▸ **TASK GOAL**
Please print every record below exactly as it appears.

▸ **SUPPLIED MATERIAL**

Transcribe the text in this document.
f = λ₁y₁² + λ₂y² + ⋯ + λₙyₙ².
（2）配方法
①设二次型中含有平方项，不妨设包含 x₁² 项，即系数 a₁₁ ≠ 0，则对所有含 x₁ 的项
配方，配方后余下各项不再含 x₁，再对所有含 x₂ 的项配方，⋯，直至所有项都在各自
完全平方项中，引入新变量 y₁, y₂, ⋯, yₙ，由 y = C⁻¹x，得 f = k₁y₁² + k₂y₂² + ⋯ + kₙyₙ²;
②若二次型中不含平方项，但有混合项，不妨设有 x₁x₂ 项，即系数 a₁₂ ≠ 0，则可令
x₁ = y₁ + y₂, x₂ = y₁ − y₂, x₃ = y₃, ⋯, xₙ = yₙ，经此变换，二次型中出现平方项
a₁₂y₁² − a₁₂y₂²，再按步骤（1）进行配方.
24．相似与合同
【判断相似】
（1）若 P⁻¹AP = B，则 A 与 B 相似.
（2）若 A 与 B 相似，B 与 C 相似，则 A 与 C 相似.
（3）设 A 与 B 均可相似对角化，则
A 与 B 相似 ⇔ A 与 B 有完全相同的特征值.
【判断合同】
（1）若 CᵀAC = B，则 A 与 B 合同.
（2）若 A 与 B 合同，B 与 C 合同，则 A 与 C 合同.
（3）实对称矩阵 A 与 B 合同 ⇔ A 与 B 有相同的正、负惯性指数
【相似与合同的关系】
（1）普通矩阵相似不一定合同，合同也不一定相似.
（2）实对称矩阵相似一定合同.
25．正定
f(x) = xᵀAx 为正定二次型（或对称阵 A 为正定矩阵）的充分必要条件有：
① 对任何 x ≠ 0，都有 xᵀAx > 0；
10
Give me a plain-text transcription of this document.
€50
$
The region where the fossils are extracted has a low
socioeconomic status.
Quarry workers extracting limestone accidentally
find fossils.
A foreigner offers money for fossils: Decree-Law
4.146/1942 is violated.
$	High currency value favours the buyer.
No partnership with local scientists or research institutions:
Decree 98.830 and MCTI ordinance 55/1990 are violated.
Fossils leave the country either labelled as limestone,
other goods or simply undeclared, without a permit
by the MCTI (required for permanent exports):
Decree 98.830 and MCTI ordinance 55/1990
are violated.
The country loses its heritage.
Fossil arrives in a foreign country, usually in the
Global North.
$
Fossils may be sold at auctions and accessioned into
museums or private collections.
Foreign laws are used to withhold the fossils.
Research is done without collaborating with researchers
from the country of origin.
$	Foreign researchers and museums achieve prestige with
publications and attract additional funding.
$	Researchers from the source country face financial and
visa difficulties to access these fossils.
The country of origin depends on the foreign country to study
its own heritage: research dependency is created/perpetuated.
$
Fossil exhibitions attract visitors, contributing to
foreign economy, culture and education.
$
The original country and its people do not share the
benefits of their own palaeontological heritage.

▸ **OUTPUT FOR THIS EXERCISE**
Transcribe the text in this document.
f = λ₁y₁² + λ₂y² + ⋯ + λₙyₙ².
（2）配方法
①设二次型中含有平方项，不妨设包含 x₁² 项，即系数 a₁₁ ≠ 0，则对所有含 x₁ 的项
配方，配方后余下各项不再含 x₁，再对所有含 x₂ 的项配方，⋯，直至所有项都在各自
完全平方项中，引入新变量 y₁, y₂, ⋯, yₙ，由 y = C⁻¹x，得 f = k₁y₁² + k₂y₂² + ⋯ + kₙyₙ²;
②若二次型中不含平方项，但有混合项，不妨设有 x₁x₂ 项，即系数 a₁₂ ≠ 0，则可令
x₁ = y₁ + y₂, x₂ = y₁ − y₂, x₃ = y₃, ⋯, xₙ = yₙ，经此变换，二次型中出现平方项
a₁₂y₁² − a₁₂y₂²，再按步骤（1）进行配方.
24．相似与合同
【判断相似】
（1）若 P⁻¹AP = B，则 A 与 B 相似.
（2）若 A 与 B 相似，B 与 C 相似，则 A 与 C 相似.
（3）设 A 与 B 均可相似对角化，则
A 与 B 相似 ⇔ A 与 B 有完全相同的特征值.
【判断合同】
（1）若 CᵀAC = B，则 A 与 B 合同.
（2）若 A 与 B 合同，B 与 C 合同，则 A 与 C 合同.
（3）实对称矩阵 A 与 B 合同 ⇔ A 与 B 有相同的正、负惯性指数
【相似与合同的关系】
（1）普通矩阵相似不一定合同，合同也不一定相似.
（2）实对称矩阵相似一定合同.
25．正定
f(x) = xᵀAx 为正定二次型（或对称阵 A 为正定矩阵）的充分必要条件有：
① 对任何 x ≠ 0，都有 xᵀAx > 0；
10
Give me a plain-text transcription of this document.
€50
$
The region where the fossils are extracted has a low
socioeconomic status.
Quarry workers extracting limestone accidentally
find fossils.
A foreigner offers money for fossils: Decree-Law
4.146/1942 is violated.
$	High currency value favours the buyer.
No partnership with local scientists or research institutions:
Decree 98.830 and MCTI ordinance 55/1990 are violated.
Fossils leave the country either labelled as limestone,
other goods or simply undeclared, without a permit
by the MCTI (required for permanent exports):
Decree 98.830 and MCTI ordinance 55/1990
are violated.
The country loses its heritage.
Fossil arrives in a foreign country, usually in the
Global North.
$
Fossils may be sold at auctions and accessioned into
museums or private collections.
Foreign laws are used to withhold the fossils.
Research is done without collaborating with researchers
from the country of origin.
$	Foreign researchers and museums achieve prestige with
publications and attract additional funding.
$	Researchers from the source country face financial and
visa difficulties to access these fossils.
The country of origin depends on the foreign country to study
its own heritage: research dependency is created/perpetuated.
$
Fossil exhibitions attract visitors, contributing to
foreign economy, culture and education.
$
The original country and its people do not share the
benefits of their own palaeontological heritage.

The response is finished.